Written exercise: Find the lines containing the word "JSON" and copy every one of them.

Dataset listings of figures:
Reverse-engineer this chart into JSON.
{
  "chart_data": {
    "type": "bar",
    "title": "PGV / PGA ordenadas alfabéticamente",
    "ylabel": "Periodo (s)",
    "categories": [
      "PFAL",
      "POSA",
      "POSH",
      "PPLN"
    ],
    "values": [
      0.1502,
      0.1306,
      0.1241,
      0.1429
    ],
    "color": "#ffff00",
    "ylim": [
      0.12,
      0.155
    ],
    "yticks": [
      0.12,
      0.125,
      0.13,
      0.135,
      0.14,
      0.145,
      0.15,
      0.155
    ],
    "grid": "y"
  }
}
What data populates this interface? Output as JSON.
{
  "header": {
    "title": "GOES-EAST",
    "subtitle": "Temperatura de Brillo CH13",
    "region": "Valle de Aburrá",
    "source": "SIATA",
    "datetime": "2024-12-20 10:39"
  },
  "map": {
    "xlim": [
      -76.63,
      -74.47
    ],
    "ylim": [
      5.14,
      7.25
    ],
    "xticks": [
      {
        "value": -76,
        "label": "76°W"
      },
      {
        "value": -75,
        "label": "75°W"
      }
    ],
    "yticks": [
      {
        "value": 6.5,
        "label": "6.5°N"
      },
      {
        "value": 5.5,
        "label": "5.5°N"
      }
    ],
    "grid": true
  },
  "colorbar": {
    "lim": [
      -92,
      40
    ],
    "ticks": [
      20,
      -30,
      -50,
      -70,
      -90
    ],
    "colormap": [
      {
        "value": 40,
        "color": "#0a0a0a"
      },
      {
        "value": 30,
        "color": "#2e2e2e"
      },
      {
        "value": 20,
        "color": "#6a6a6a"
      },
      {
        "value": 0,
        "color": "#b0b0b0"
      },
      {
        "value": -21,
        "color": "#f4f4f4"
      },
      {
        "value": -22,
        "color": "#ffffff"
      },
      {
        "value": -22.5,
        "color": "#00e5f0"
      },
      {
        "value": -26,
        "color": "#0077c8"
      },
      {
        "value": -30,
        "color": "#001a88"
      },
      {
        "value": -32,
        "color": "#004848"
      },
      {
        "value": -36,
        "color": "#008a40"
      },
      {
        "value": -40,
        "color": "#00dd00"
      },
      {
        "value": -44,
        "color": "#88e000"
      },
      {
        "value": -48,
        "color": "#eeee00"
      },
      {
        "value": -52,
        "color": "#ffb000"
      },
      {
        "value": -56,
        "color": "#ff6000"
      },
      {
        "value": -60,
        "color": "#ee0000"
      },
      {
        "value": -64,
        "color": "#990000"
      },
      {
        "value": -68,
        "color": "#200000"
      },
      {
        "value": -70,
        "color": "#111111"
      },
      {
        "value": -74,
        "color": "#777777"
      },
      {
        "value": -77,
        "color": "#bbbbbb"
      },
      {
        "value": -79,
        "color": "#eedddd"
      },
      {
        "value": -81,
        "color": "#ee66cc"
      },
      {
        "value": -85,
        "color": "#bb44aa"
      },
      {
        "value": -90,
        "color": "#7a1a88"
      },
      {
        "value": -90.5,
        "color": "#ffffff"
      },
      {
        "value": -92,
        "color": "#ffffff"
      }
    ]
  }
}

Full response:
Reverse-engineer this chart into JSON.
What data populates this interface? Output as JSON.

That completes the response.